Return the entries verbatim and drop every picture.

Material for this exercise:

= = = = =

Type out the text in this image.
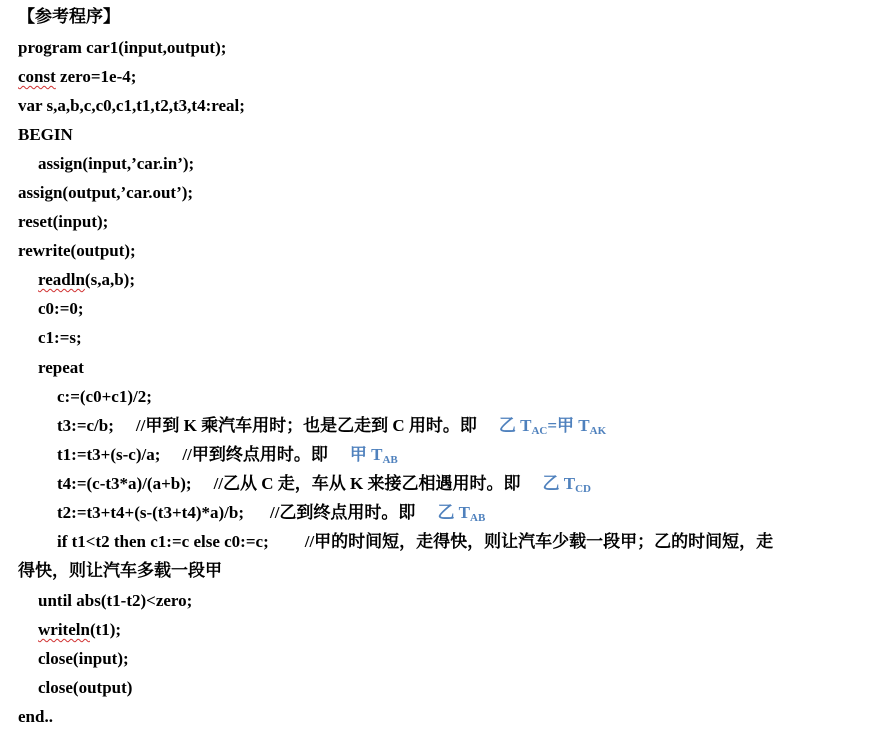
【参考程序】
program car1(input,output);
const zero=1e-4;
var s,a,b,c,c0,c1,t1,t2,t3,t4:real;
BEGIN
assign(input,’car.in’);
assign(output,’car.out’);
reset(input);
rewrite(output);
readln(s,a,b);
c0:=0;
c1:=s;
repeat
c:=(c0+c1)/2;
t3:=c/b; //甲到 K 乘汽车用时；也是乙走到 C 用时。即 乙 $T_{AC}=$甲 $T_{AK}$
t1:=t3+(s-c)/a; //甲到终点用时。即 甲 $T_{AB}$
t4:=(c-t3*a)/(a+b); //乙从 C 走，车从 K 来接乙相遇用时。即 乙 $T_{CD}$
t2:=t3+t4+(s-(t3+t4)*a)/b; //乙到终点用时。即 乙 $T_{AB}$
if t1<t2 then c1:=c else c0:=c; //甲的时间短，走得快，则让汽车少载一段甲；乙的时间短，走
得快，则让汽车多载一段甲
until abs(t1-t2)<zero;
writeln(t1);
close(input);
close(output)
end..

= = = = =

Result of this task:
Type out the text in this image.
【参考程序】
program car1(input,output);
const zero=1e-4;
var s,a,b,c,c0,c1,t1,t2,t3,t4:real;
BEGIN
assign(input,’car.in’);
assign(output,’car.out’);
reset(input);
rewrite(output);
readln(s,a,b);
c0:=0;
c1:=s;
repeat
c:=(c0+c1)/2;
t3:=c/b; //甲到 K 乘汽车用时；也是乙走到 C 用时。即 乙 $T_{AC}=$甲 $T_{AK}$
t1:=t3+(s-c)/a; //甲到终点用时。即 甲 $T_{AB}$
t4:=(c-t3*a)/(a+b); //乙从 C 走，车从 K 来接乙相遇用时。即 乙 $T_{CD}$
t2:=t3+t4+(s-(t3+t4)*a)/b; //乙到终点用时。即 乙 $T_{AB}$
if t1<t2 then c1:=c else c0:=c; //甲的时间短，走得快，则让汽车少载一段甲；乙的时间短，走
得快，则让汽车多载一段甲
until abs(t1-t2)<zero;
writeln(t1);
close(input);
close(output)
end..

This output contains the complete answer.